> _Aim_
Transcribe every line exactly and omit anything that is a picture.

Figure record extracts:
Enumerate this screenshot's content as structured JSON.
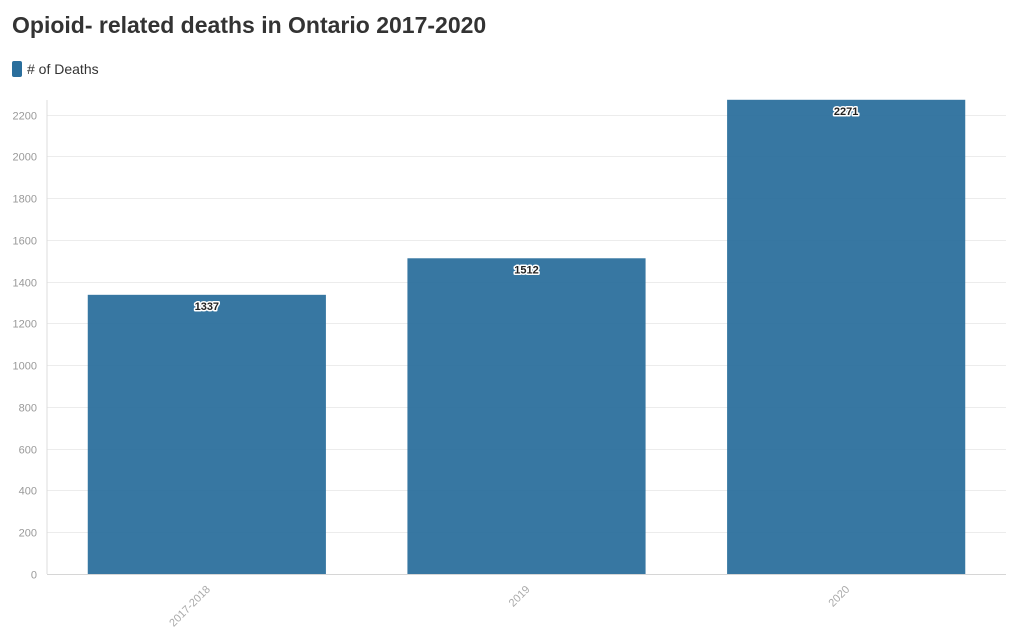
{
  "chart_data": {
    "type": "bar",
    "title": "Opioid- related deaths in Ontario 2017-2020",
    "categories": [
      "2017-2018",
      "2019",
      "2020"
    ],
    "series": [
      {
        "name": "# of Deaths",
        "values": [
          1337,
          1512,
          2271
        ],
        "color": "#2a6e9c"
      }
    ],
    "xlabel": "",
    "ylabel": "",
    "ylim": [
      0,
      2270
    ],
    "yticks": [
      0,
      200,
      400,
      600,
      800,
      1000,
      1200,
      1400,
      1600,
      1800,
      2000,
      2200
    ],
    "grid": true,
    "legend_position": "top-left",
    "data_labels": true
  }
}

> _Output of the task_
Enumerate this screenshot's content as structured JSON.
{
  "chart_data": {
    "type": "bar",
    "title": "Opioid- related deaths in Ontario 2017-2020",
    "categories": [
      "2017-2018",
      "2019",
      "2020"
    ],
    "series": [
      {
        "name": "# of Deaths",
        "values": [
          1337,
          1512,
          2271
        ],
        "color": "#2a6e9c"
      }
    ],
    "xlabel": "",
    "ylabel": "",
    "ylim": [
      0,
      2270
    ],
    "yticks": [
      0,
      200,
      400,
      600,
      800,
      1000,
      1200,
      1400,
      1600,
      1800,
      2000,
      2200
    ],
    "grid": true,
    "legend_position": "top-left",
    "data_labels": true
  }
}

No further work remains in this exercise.